— Task instructions —
Would you copy only the lines below, from the one containing "OCR this image." through the very last one, leaving the pictures out?

══════════

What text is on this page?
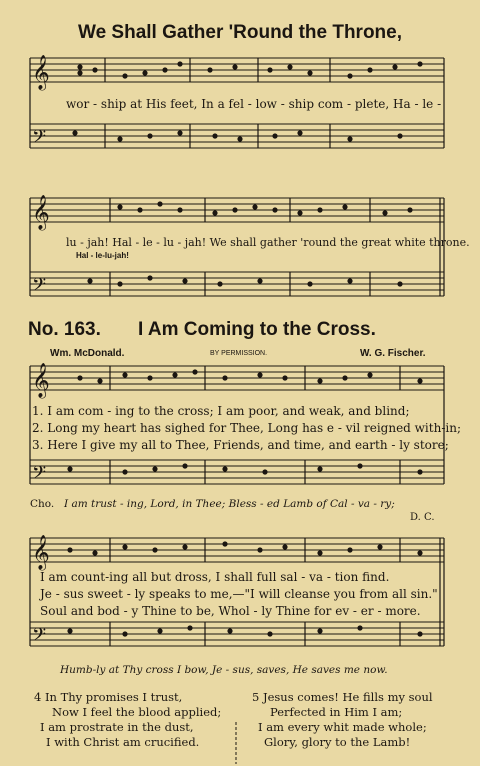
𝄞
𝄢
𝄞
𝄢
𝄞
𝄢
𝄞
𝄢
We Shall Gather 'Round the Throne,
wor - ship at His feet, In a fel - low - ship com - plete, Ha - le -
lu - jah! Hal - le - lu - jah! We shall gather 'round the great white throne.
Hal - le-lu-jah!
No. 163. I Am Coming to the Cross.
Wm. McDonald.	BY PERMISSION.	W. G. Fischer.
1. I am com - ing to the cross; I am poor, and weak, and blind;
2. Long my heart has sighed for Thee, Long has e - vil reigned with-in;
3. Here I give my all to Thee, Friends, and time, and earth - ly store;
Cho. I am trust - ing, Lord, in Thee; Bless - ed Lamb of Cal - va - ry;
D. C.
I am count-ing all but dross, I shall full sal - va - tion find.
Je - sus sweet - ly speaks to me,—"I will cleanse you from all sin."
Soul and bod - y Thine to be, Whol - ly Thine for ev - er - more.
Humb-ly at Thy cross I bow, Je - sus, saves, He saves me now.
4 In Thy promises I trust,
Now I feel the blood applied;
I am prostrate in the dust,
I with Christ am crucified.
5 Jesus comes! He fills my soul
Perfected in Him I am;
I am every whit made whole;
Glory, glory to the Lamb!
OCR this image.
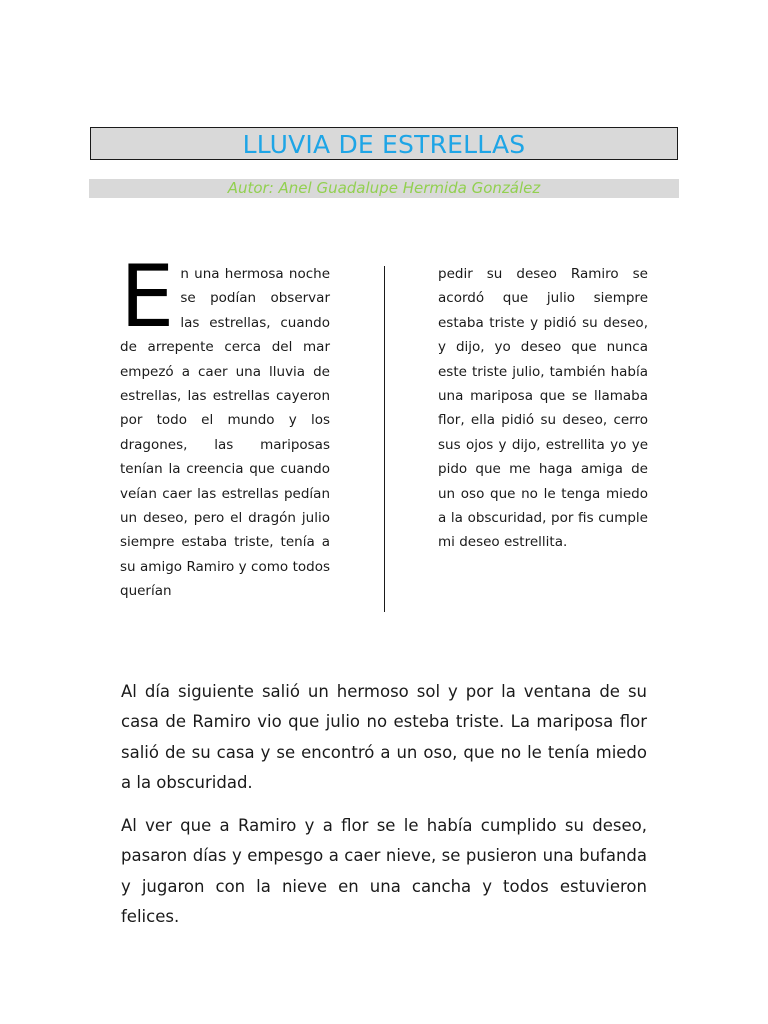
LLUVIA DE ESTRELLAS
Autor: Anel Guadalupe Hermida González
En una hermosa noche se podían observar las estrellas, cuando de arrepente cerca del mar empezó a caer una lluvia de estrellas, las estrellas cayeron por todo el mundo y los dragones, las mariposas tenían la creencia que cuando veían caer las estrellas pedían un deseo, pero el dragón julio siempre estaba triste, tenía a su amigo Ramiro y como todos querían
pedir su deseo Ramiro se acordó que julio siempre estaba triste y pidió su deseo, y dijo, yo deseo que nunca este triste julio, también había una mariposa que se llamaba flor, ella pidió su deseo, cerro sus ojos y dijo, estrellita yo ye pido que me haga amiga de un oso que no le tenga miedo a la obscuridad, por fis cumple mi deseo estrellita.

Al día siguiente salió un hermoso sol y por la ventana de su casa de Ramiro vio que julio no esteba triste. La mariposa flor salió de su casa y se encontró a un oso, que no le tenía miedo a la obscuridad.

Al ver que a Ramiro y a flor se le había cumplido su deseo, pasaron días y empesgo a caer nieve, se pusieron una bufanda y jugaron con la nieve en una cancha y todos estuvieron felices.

══════════

— In response —
OCR this image.
LLUVIA DE ESTRELLAS
Autor: Anel Guadalupe Hermida González
En una hermosa noche se podían observar las estrellas, cuando de arrepente cerca del mar empezó a caer una lluvia de estrellas, las estrellas cayeron por todo el mundo y los dragones, las mariposas tenían la creencia que cuando veían caer las estrellas pedían un deseo, pero el dragón julio siempre estaba triste, tenía a su amigo Ramiro y como todos querían
pedir su deseo Ramiro se acordó que julio siempre estaba triste y pidió su deseo, y dijo, yo deseo que nunca este triste julio, también había una mariposa que se llamaba flor, ella pidió su deseo, cerro sus ojos y dijo, estrellita yo ye pido que me haga amiga de un oso que no le tenga miedo a la obscuridad, por fis cumple mi deseo estrellita.

Al día siguiente salió un hermoso sol y por la ventana de su casa de Ramiro vio que julio no esteba triste. La mariposa flor salió de su casa y se encontró a un oso, que no le tenía miedo a la obscuridad.

Al ver que a Ramiro y a flor se le había cumplido su deseo, pasaron días y empesgo a caer nieve, se pusieron una bufanda y jugaron con la nieve en una cancha y todos estuvieron felices.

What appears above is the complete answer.